| Items |

# # # #

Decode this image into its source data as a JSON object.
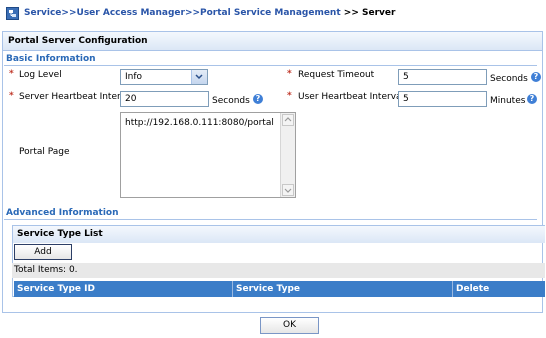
{
  "breadcrumb": {
    "items": [
      "Service",
      "User Access Manager",
      "Portal Service Management"
    ],
    "current": "Server",
    "separator": ">>",
    "last_separator": " >> "
  },
  "panel": {
    "title": "Portal Server Configuration"
  },
  "basic": {
    "heading": "Basic Information",
    "log_level": {
      "label": "Log Level",
      "value": "Info"
    },
    "request_timeout": {
      "label": "Request Timeout",
      "value": "5",
      "unit": "Seconds"
    },
    "server_heartbeat": {
      "label": "Server Heartbeat Interval",
      "value": "20",
      "unit": "Seconds"
    },
    "user_heartbeat": {
      "label": "User Heartbeat Interval",
      "value": "5",
      "unit": "Minutes"
    },
    "portal_page": {
      "label": "Portal Page",
      "value": "http://192.168.0.111:8080/portal"
    }
  },
  "advanced": {
    "heading": "Advanced Information",
    "list_title": "Service Type List",
    "add_label": "Add",
    "total_items": "Total Items: 0.",
    "columns": [
      "Service Type ID",
      "Service Type",
      "Delete"
    ]
  },
  "footer": {
    "ok_label": "OK"
  },
  "required_mark": "*",
  "help_mark": "?",
  "colors": {
    "link": "#2a55a8",
    "section": "#2a69b7",
    "header_bg": "#3b7dc8",
    "required": "#c0392b"
  }
}
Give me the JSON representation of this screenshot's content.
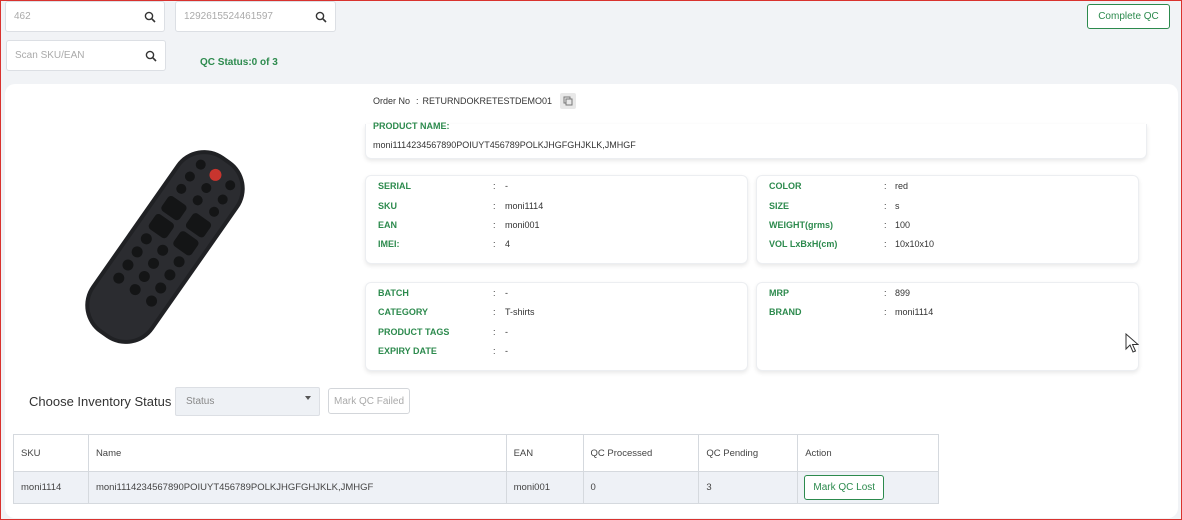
{
  "search": {
    "field1_value": "462",
    "field2_value": "1292615524461597",
    "scan_placeholder": "Scan SKU/EAN"
  },
  "toolbar": {
    "complete_qc_label": "Complete QC",
    "qc_status": "QC Status:0 of 3"
  },
  "order": {
    "label": "Order No",
    "sep": ":",
    "value": "RETURNDOKRETESTDEMO01"
  },
  "product": {
    "name_label": "PRODUCT NAME:",
    "name_value": "moni1114234567890POIUYT456789POLKJHGFGHJKLK,JMHGF"
  },
  "details": {
    "card1": [
      {
        "k": "SERIAL",
        "v": "-"
      },
      {
        "k": "SKU",
        "v": "moni1114"
      },
      {
        "k": "EAN",
        "v": "moni001"
      },
      {
        "k": "IMEI:",
        "v": "4"
      }
    ],
    "card2": [
      {
        "k": "COLOR",
        "v": "red"
      },
      {
        "k": "SIZE",
        "v": "s"
      },
      {
        "k": "WEIGHT(grms)",
        "v": "100"
      },
      {
        "k": "VOL LxBxH(cm)",
        "v": "10x10x10"
      }
    ],
    "card3": [
      {
        "k": "BATCH",
        "v": "-"
      },
      {
        "k": "CATEGORY",
        "v": "T-shirts"
      },
      {
        "k": "PRODUCT TAGS",
        "v": "-"
      },
      {
        "k": "EXPIRY DATE",
        "v": "-"
      }
    ],
    "card4": [
      {
        "k": "MRP",
        "v": "899"
      },
      {
        "k": "BRAND",
        "v": "moni1114"
      }
    ],
    "sep": ":"
  },
  "inventory": {
    "label": "Choose Inventory Status",
    "status_placeholder": "Status",
    "mark_failed_label": "Mark QC Failed"
  },
  "table": {
    "headers": [
      "SKU",
      "Name",
      "EAN",
      "QC Processed",
      "QC Pending",
      "Action"
    ],
    "rows": [
      {
        "sku": "moni1114",
        "name": "moni1114234567890POIUYT456789POLKJHGFGHJKLK,JMHGF",
        "ean": "moni001",
        "processed": "0",
        "pending": "3",
        "action": "Mark QC Lost"
      }
    ]
  },
  "colors": {
    "accent": "#2c8a4d",
    "frame": "#d9322e"
  }
}
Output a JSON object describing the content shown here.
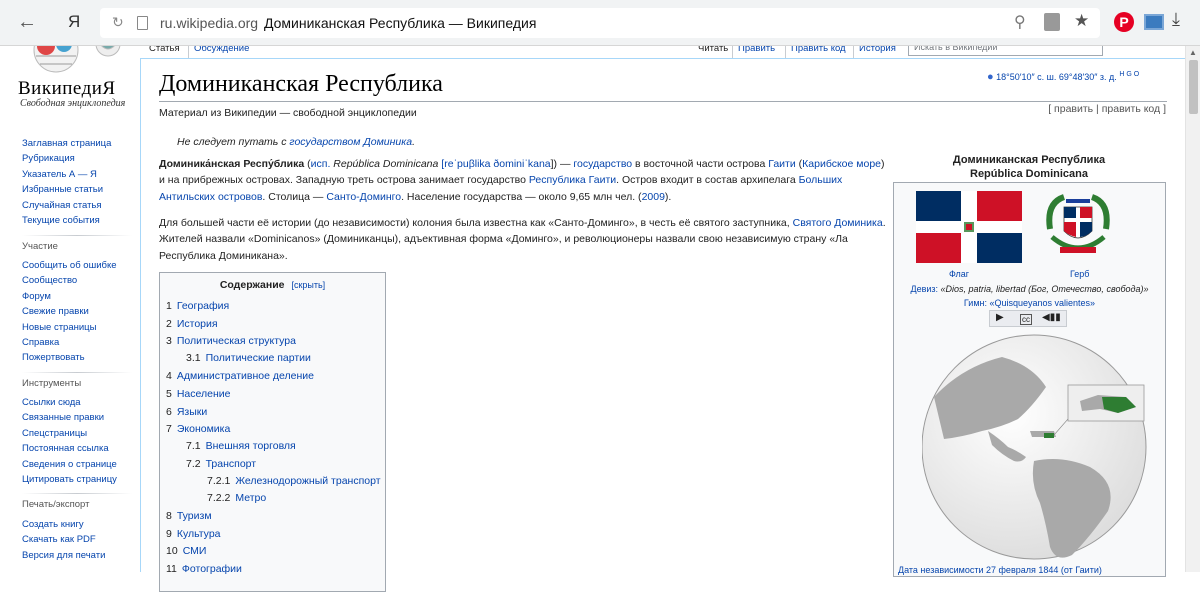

# # # #

Repeat all of the entries word for word, but omit the pictures.

| Response to this exercise |
Decode this image into its source data as a JSON object.
{
  "breadcrumb": {
    "items": [
      "Service",
      "User Access Manager",
      "Portal Service Management"
    ],
    "current": "Server",
    "separator": ">>",
    "last_separator": " >> "
  },
  "panel": {
    "title": "Portal Server Configuration"
  },
  "basic": {
    "heading": "Basic Information",
    "log_level": {
      "label": "Log Level",
      "value": "Info"
    },
    "request_timeout": {
      "label": "Request Timeout",
      "value": "5",
      "unit": "Seconds"
    },
    "server_heartbeat": {
      "label": "Server Heartbeat Interval",
      "value": "20",
      "unit": "Seconds"
    },
    "user_heartbeat": {
      "label": "User Heartbeat Interval",
      "value": "5",
      "unit": "Minutes"
    },
    "portal_page": {
      "label": "Portal Page",
      "value": "http://192.168.0.111:8080/portal"
    }
  },
  "advanced": {
    "heading": "Advanced Information",
    "list_title": "Service Type List",
    "add_label": "Add",
    "total_items": "Total Items: 0.",
    "columns": [
      "Service Type ID",
      "Service Type",
      "Delete"
    ]
  },
  "footer": {
    "ok_label": "OK"
  },
  "required_mark": "*",
  "help_mark": "?",
  "colors": {
    "link": "#2a55a8",
    "section": "#2a69b7",
    "header_bg": "#3b7dc8",
    "required": "#c0392b"
  }
}
Give me the JSON representation of this screenshot's content.
{
  "search": {
    "field1_value": "462",
    "field2_value": "1292615524461597",
    "scan_placeholder": "Scan SKU/EAN"
  },
  "toolbar": {
    "complete_qc_label": "Complete QC",
    "qc_status": "QC Status:0 of 3"
  },
  "order": {
    "label": "Order No",
    "sep": ":",
    "value": "RETURNDOKRETESTDEMO01"
  },
  "product": {
    "name_label": "PRODUCT NAME:",
    "name_value": "moni1114234567890POIUYT456789POLKJHGFGHJKLK,JMHGF"
  },
  "details": {
    "card1": [
      {
        "k": "SERIAL",
        "v": "-"
      },
      {
        "k": "SKU",
        "v": "moni1114"
      },
      {
        "k": "EAN",
        "v": "moni001"
      },
      {
        "k": "IMEI:",
        "v": "4"
      }
    ],
    "card2": [
      {
        "k": "COLOR",
        "v": "red"
      },
      {
        "k": "SIZE",
        "v": "s"
      },
      {
        "k": "WEIGHT(grms)",
        "v": "100"
      },
      {
        "k": "VOL LxBxH(cm)",
        "v": "10x10x10"
      }
    ],
    "card3": [
      {
        "k": "BATCH",
        "v": "-"
      },
      {
        "k": "CATEGORY",
        "v": "T-shirts"
      },
      {
        "k": "PRODUCT TAGS",
        "v": "-"
      },
      {
        "k": "EXPIRY DATE",
        "v": "-"
      }
    ],
    "card4": [
      {
        "k": "MRP",
        "v": "899"
      },
      {
        "k": "BRAND",
        "v": "moni1114"
      }
    ],
    "sep": ":"
  },
  "inventory": {
    "label": "Choose Inventory Status",
    "status_placeholder": "Status",
    "mark_failed_label": "Mark QC Failed"
  },
  "table": {
    "headers": [
      "SKU",
      "Name",
      "EAN",
      "QC Processed",
      "QC Pending",
      "Action"
    ],
    "rows": [
      {
        "sku": "moni1114",
        "name": "moni1114234567890POIUYT456789POLKJHGFGHJKLK,JMHGF",
        "ean": "moni001",
        "processed": "0",
        "pending": "3",
        "action": "Mark QC Lost"
      }
    ]
  },
  "colors": {
    "accent": "#2c8a4d",
    "frame": "#d9322e"
  }
}
Output a JSON object describing the content shown here.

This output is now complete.